Recorded data
* * * *
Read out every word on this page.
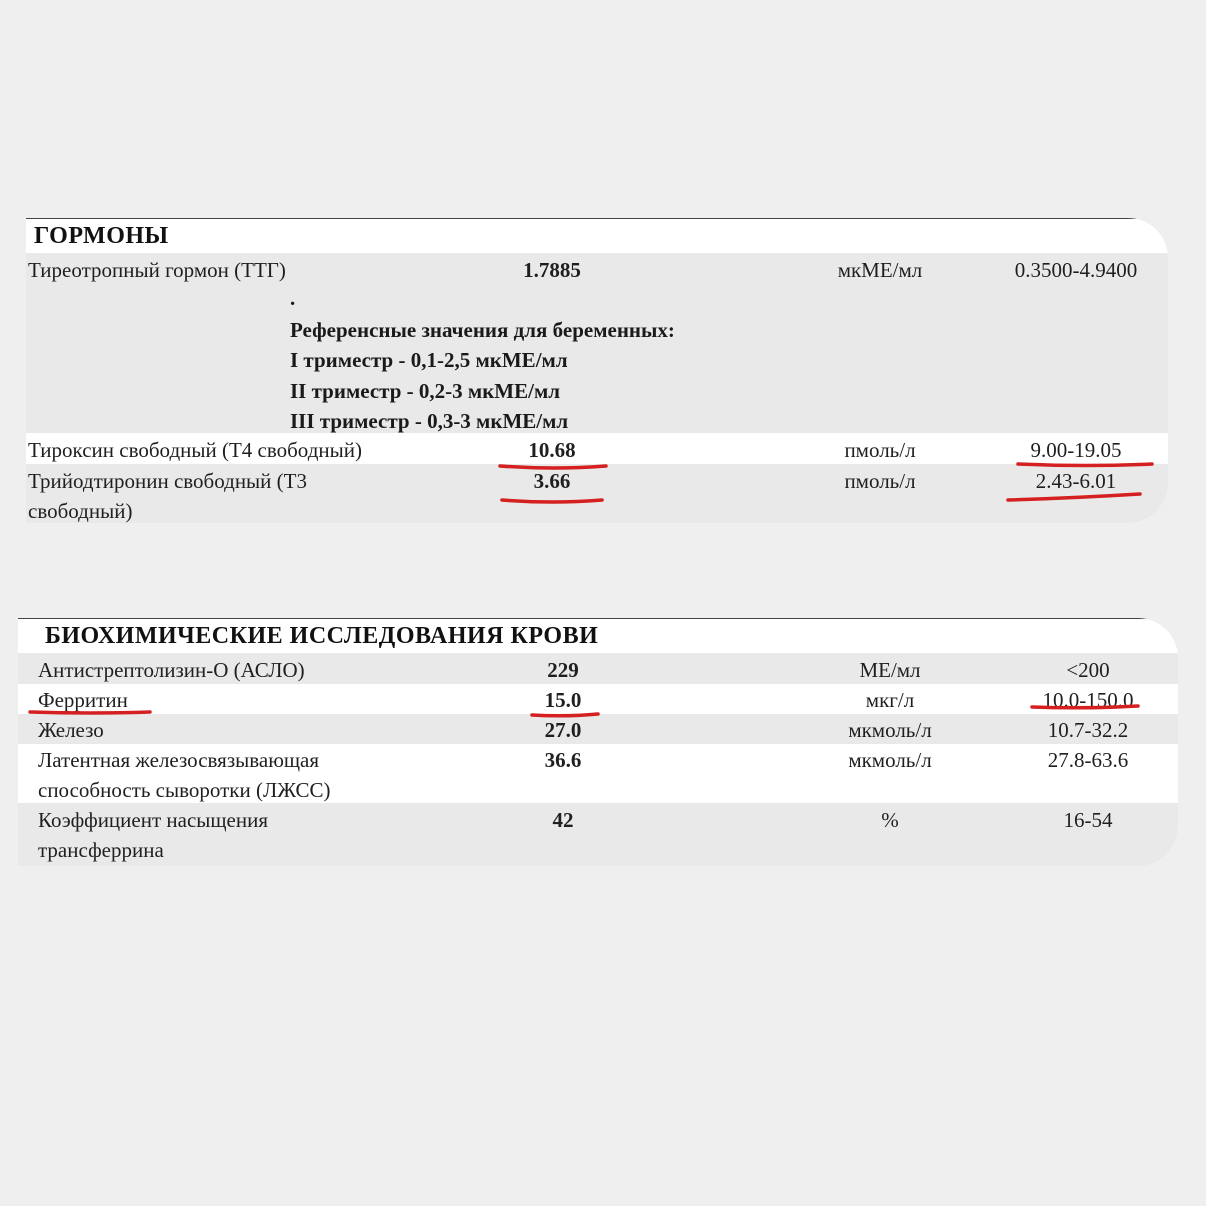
ГОРМОНЫ
Тиреотропный гормон (ТТГ)	1.7885	мкМЕ/мл	0.3500-4.9400
.
Референсные значения для беременных:
I триместр - 0,1-2,5 мкМЕ/мл
II триместр - 0,2-3 мкМЕ/мл
III триместр - 0,3-3 мкМЕ/мл
Тироксин свободный (Т4 свободный)	10.68	пмоль/л	9.00-19.05
Трийодтиронин свободный (Т3
свободный)
3.66	пмоль/л	2.43-6.01
БИОХИМИЧЕСКИЕ ИССЛЕДОВАНИЯ КРОВИ
Антистрептолизин-О (АСЛО)	229	МЕ/мл	<200
Ферритин	15.0	мкг/л	10.0-150.0
Железо	27.0	мкмоль/л	10.7-32.2
Латентная железосвязывающая
способность сыворотки (ЛЖСС)
36.6	мкмоль/л	27.8-63.6
Коэффициент насыщения
трансферрина
42	%	16-54
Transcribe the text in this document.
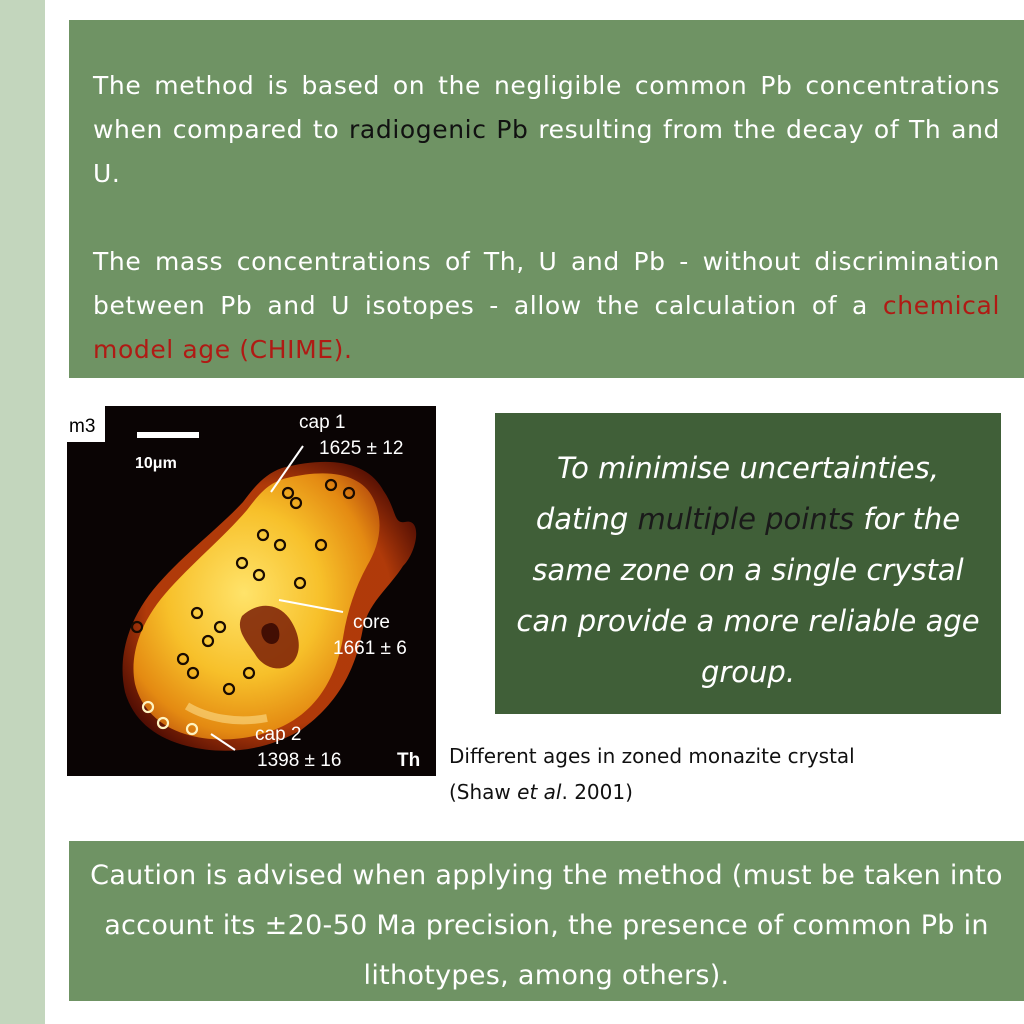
The method is based on the negligible common Pb concentrations when compared to radiogenic Pb resulting from the decay of Th and U.

The mass concentrations of Th, U and Pb - without discrimination between Pb and U isotopes - allow the calculation of a chemical model age (CHIME).

m3
10μm
cap 1
1625 ± 12
core
1661 ± 6
cap 2
1398 ± 16	Th Different ages in zoned monazite crystal
(Shaw et al. 2001)
To minimise uncertainties, dating multiple points for the same zone on a single crystal can provide a more reliable age group.
Caution is advised when applying the method (must be taken into account its ±20-50 Ma precision, the presence of common Pb in lithotypes, among others).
* * * *
--- Short task ---
Copy out the entries verbatim and leave the images out.

--- Response to the task ---
Read out every word on this page.
ГОРМОНЫ
Тиреотропный гормон (ТТГ)	1.7885	мкМЕ/мл	0.3500-4.9400
.
Референсные значения для беременных:
I триместр - 0,1-2,5 мкМЕ/мл
II триместр - 0,2-3 мкМЕ/мл
III триместр - 0,3-3 мкМЕ/мл
Тироксин свободный (Т4 свободный)	10.68	пмоль/л	9.00-19.05
Трийодтиронин свободный (Т3
свободный)
3.66	пмоль/л	2.43-6.01
БИОХИМИЧЕСКИЕ ИССЛЕДОВАНИЯ КРОВИ
Антистрептолизин-О (АСЛО)	229	МЕ/мл	<200
Ферритин	15.0	мкг/л	10.0-150.0
Железо	27.0	мкмоль/л	10.7-32.2
Латентная железосвязывающая
способность сыворотки (ЛЖСС)
36.6	мкмоль/л	27.8-63.6
Коэффициент насыщения
трансферрина
42	%	16-54
Transcribe the text in this document.
The method is based on the negligible common Pb concentrations when compared to radiogenic Pb resulting from the decay of Th and U.

The mass concentrations of Th, U and Pb - without discrimination between Pb and U isotopes - allow the calculation of a chemical model age (CHIME).

m3
10μm
cap 1
1625 ± 12
core
1661 ± 6
cap 2
1398 ± 16	Th Different ages in zoned monazite crystal
(Shaw et al. 2001)
To minimise uncertainties, dating multiple points for the same zone on a single crystal can provide a more reliable age group.
Caution is advised when applying the method (must be taken into account its ±20-50 Ma precision, the presence of common Pb in lithotypes, among others).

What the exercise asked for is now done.